◆ **What you need to do**
Lines before the one containing "Read out every word on this page." are excluded. Repeat that line and every line after it, exactly.

◆ **Supplied data**
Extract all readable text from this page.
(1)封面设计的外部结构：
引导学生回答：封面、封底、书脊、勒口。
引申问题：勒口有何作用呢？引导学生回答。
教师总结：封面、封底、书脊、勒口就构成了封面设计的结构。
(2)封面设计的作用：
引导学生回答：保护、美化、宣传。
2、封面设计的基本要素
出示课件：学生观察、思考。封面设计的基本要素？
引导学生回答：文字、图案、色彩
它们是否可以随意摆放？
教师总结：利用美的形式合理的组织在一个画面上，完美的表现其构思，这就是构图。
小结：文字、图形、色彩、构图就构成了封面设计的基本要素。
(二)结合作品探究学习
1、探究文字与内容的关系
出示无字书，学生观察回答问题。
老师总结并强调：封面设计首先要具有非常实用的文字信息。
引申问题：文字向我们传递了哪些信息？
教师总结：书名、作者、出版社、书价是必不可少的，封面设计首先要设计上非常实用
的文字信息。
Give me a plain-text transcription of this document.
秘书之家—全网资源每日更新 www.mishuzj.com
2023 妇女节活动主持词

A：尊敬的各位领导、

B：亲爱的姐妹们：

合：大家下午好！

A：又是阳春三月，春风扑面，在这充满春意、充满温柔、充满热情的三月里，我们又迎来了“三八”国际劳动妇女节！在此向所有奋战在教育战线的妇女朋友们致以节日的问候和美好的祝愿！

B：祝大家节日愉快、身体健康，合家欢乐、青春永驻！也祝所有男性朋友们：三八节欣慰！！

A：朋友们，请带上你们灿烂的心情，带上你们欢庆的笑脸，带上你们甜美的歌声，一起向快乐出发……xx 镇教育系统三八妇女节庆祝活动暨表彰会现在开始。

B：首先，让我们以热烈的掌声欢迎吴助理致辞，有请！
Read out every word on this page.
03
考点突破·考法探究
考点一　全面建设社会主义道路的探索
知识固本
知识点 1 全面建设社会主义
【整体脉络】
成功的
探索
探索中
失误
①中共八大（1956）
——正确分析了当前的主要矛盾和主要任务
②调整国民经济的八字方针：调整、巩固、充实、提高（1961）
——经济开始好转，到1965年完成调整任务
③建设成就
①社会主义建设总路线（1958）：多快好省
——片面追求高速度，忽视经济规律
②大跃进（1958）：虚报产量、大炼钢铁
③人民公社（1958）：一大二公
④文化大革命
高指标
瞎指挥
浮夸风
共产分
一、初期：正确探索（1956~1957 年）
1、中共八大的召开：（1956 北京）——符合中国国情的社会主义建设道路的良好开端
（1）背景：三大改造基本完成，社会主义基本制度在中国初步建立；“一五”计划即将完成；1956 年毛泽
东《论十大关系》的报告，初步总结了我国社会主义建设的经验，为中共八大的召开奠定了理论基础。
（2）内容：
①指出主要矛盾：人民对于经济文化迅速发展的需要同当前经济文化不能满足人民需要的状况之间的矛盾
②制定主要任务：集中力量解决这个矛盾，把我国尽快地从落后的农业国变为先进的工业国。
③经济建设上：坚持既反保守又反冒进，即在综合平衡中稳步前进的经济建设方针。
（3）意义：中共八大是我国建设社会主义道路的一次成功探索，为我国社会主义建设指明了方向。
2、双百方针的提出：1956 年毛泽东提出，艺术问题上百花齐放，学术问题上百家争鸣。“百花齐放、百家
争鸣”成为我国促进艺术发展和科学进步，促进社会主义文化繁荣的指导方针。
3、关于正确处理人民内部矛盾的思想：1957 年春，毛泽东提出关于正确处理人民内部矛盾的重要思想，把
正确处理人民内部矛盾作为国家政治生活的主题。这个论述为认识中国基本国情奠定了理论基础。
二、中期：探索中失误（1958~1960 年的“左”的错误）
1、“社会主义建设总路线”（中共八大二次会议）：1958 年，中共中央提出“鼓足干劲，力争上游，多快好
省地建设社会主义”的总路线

◆ **Task answer**
Read out every word on this page.
03
考点突破·考法探究
考点一　全面建设社会主义道路的探索
知识固本
知识点 1 全面建设社会主义
【整体脉络】
成功的
探索
探索中
失误
①中共八大（1956）
——正确分析了当前的主要矛盾和主要任务
②调整国民经济的八字方针：调整、巩固、充实、提高（1961）
——经济开始好转，到1965年完成调整任务
③建设成就
①社会主义建设总路线（1958）：多快好省
——片面追求高速度，忽视经济规律
②大跃进（1958）：虚报产量、大炼钢铁
③人民公社（1958）：一大二公
④文化大革命
高指标
瞎指挥
浮夸风
共产分
一、初期：正确探索（1956~1957 年）
1、中共八大的召开：（1956 北京）——符合中国国情的社会主义建设道路的良好开端
（1）背景：三大改造基本完成，社会主义基本制度在中国初步建立；“一五”计划即将完成；1956 年毛泽
东《论十大关系》的报告，初步总结了我国社会主义建设的经验，为中共八大的召开奠定了理论基础。
（2）内容：
①指出主要矛盾：人民对于经济文化迅速发展的需要同当前经济文化不能满足人民需要的状况之间的矛盾
②制定主要任务：集中力量解决这个矛盾，把我国尽快地从落后的农业国变为先进的工业国。
③经济建设上：坚持既反保守又反冒进，即在综合平衡中稳步前进的经济建设方针。
（3）意义：中共八大是我国建设社会主义道路的一次成功探索，为我国社会主义建设指明了方向。
2、双百方针的提出：1956 年毛泽东提出，艺术问题上百花齐放，学术问题上百家争鸣。“百花齐放、百家
争鸣”成为我国促进艺术发展和科学进步，促进社会主义文化繁荣的指导方针。
3、关于正确处理人民内部矛盾的思想：1957 年春，毛泽东提出关于正确处理人民内部矛盾的重要思想，把
正确处理人民内部矛盾作为国家政治生活的主题。这个论述为认识中国基本国情奠定了理论基础。
二、中期：探索中失误（1958~1960 年的“左”的错误）
1、“社会主义建设总路线”（中共八大二次会议）：1958 年，中共中央提出“鼓足干劲，力争上游，多快好
省地建设社会主义”的总路线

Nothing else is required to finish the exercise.